> PROBLEM REQUIREMENTS
Return every record below exactly as written, but leave out the pictures.
# # # # #
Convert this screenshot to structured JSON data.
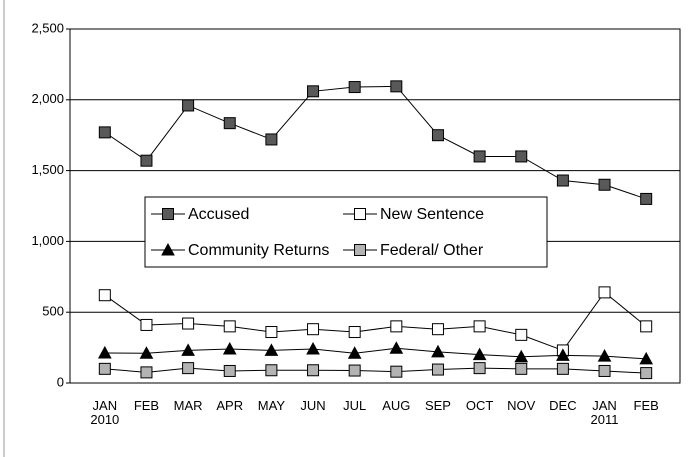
{
  "chart_data": {
    "type": "line",
    "categories": [
      "JAN 2010",
      "FEB",
      "MAR",
      "APR",
      "MAY",
      "JUN",
      "JUL",
      "AUG",
      "SEP",
      "OCT",
      "NOV",
      "DEC",
      "JAN 2011",
      "FEB"
    ],
    "series": [
      {
        "name": "Accused",
        "color": "#595959",
        "marker": "square",
        "values": [
          1770,
          1570,
          1960,
          1835,
          1720,
          2060,
          2090,
          2095,
          1750,
          1600,
          1600,
          1430,
          1400,
          1300
        ]
      },
      {
        "name": "New Sentence",
        "color": "#ffffff",
        "marker": "square",
        "values": [
          620,
          410,
          420,
          400,
          360,
          380,
          360,
          400,
          380,
          400,
          340,
          230,
          640,
          400
        ]
      },
      {
        "name": "Community Returns",
        "color": "#000000",
        "marker": "triangle",
        "values": [
          212,
          210,
          230,
          240,
          230,
          240,
          210,
          245,
          220,
          200,
          185,
          195,
          190,
          170
        ]
      },
      {
        "name": "Federal/ Other",
        "color": "#b3b3b3",
        "marker": "square",
        "values": [
          100,
          75,
          105,
          85,
          90,
          90,
          88,
          80,
          95,
          105,
          100,
          100,
          85,
          70
        ]
      }
    ],
    "ylim": [
      0,
      2500
    ],
    "yticks": [
      0,
      500,
      {
        "value": 1000,
        "label": "1,000"
      },
      {
        "value": 1500,
        "label": "1,500"
      },
      {
        "value": 2000,
        "label": "2,000"
      },
      {
        "value": 2500,
        "label": "2,500"
      }
    ],
    "grid": true,
    "legend": "center"
  }
}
# # # # #
> WRITTEN RESPONSE
Convert this screenshot to structured JSON data.
{
  "chart_data": {
    "type": "line",
    "categories": [
      "JAN 2010",
      "FEB",
      "MAR",
      "APR",
      "MAY",
      "JUN",
      "JUL",
      "AUG",
      "SEP",
      "OCT",
      "NOV",
      "DEC",
      "JAN 2011",
      "FEB"
    ],
    "series": [
      {
        "name": "Accused",
        "color": "#595959",
        "marker": "square",
        "values": [
          1770,
          1570,
          1960,
          1835,
          1720,
          2060,
          2090,
          2095,
          1750,
          1600,
          1600,
          1430,
          1400,
          1300
        ]
      },
      {
        "name": "New Sentence",
        "color": "#ffffff",
        "marker": "square",
        "values": [
          620,
          410,
          420,
          400,
          360,
          380,
          360,
          400,
          380,
          400,
          340,
          230,
          640,
          400
        ]
      },
      {
        "name": "Community Returns",
        "color": "#000000",
        "marker": "triangle",
        "values": [
          212,
          210,
          230,
          240,
          230,
          240,
          210,
          245,
          220,
          200,
          185,
          195,
          190,
          170
        ]
      },
      {
        "name": "Federal/ Other",
        "color": "#b3b3b3",
        "marker": "square",
        "values": [
          100,
          75,
          105,
          85,
          90,
          90,
          88,
          80,
          95,
          105,
          100,
          100,
          85,
          70
        ]
      }
    ],
    "ylim": [
      0,
      2500
    ],
    "yticks": [
      0,
      500,
      {
        "value": 1000,
        "label": "1,000"
      },
      {
        "value": 1500,
        "label": "1,500"
      },
      {
        "value": 2000,
        "label": "2,000"
      },
      {
        "value": 2500,
        "label": "2,500"
      }
    ],
    "grid": true,
    "legend": "center"
  }
}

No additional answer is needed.